Given information start

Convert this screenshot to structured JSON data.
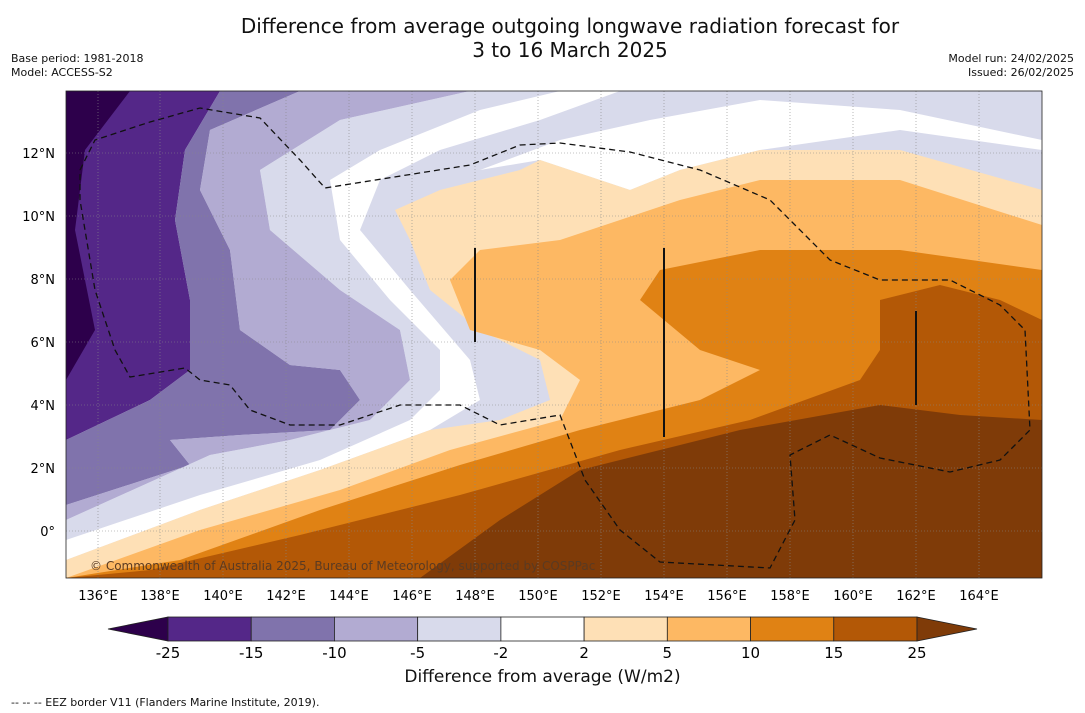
{
  "title_line1": "Difference from average outgoing longwave radiation forecast for",
  "title_line2": "3 to 16 March 2025",
  "base_period": "Base period: 1981-2018",
  "model": "Model: ACCESS-S2",
  "model_run": "Model run: 24/02/2025",
  "issued": "Issued: 26/02/2025",
  "lat_labels": [
    "12°N",
    "10°N",
    "8°N",
    "6°N",
    "4°N",
    "2°N",
    "0°"
  ],
  "lon_labels": [
    "136°E",
    "138°E",
    "140°E",
    "142°E",
    "144°E",
    "146°E",
    "148°E",
    "150°E",
    "152°E",
    "154°E",
    "156°E",
    "158°E",
    "160°E",
    "162°E",
    "164°E"
  ],
  "copyright": "© Commonwealth of Australia 2025, Bureau of Meteorology, supported by COSPPac",
  "colorbar": {
    "ticks": [
      "-25",
      "-15",
      "-10",
      "-5",
      "-2",
      "2",
      "5",
      "10",
      "15",
      "25"
    ],
    "colors": [
      "#2d004b",
      "#542788",
      "#8073ac",
      "#b2abd2",
      "#d8daeb",
      "#ffffff",
      "#fee0b6",
      "#fdb863",
      "#e08214",
      "#b35806",
      "#7f3b08"
    ],
    "title": "Difference from average (W/m2)"
  },
  "footnote": "--  --  -- EEZ border V11 (Flanders Marine Institute, 2019)."
}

Given information end

**Request:**
Reproduce the material word for word. Any pictures should be left out of the copy.

**Result for this task:**
Convert this screenshot to structured JSON data.
{
  "title_line1": "Difference from average outgoing longwave radiation forecast for",
  "title_line2": "3 to 16 March 2025",
  "base_period": "Base period: 1981-2018",
  "model": "Model: ACCESS-S2",
  "model_run": "Model run: 24/02/2025",
  "issued": "Issued: 26/02/2025",
  "lat_labels": [
    "12°N",
    "10°N",
    "8°N",
    "6°N",
    "4°N",
    "2°N",
    "0°"
  ],
  "lon_labels": [
    "136°E",
    "138°E",
    "140°E",
    "142°E",
    "144°E",
    "146°E",
    "148°E",
    "150°E",
    "152°E",
    "154°E",
    "156°E",
    "158°E",
    "160°E",
    "162°E",
    "164°E"
  ],
  "copyright": "© Commonwealth of Australia 2025, Bureau of Meteorology, supported by COSPPac",
  "colorbar": {
    "ticks": [
      "-25",
      "-15",
      "-10",
      "-5",
      "-2",
      "2",
      "5",
      "10",
      "15",
      "25"
    ],
    "colors": [
      "#2d004b",
      "#542788",
      "#8073ac",
      "#b2abd2",
      "#d8daeb",
      "#ffffff",
      "#fee0b6",
      "#fdb863",
      "#e08214",
      "#b35806",
      "#7f3b08"
    ],
    "title": "Difference from average (W/m2)"
  },
  "footnote": "--  --  -- EEZ border V11 (Flanders Marine Institute, 2019)."
}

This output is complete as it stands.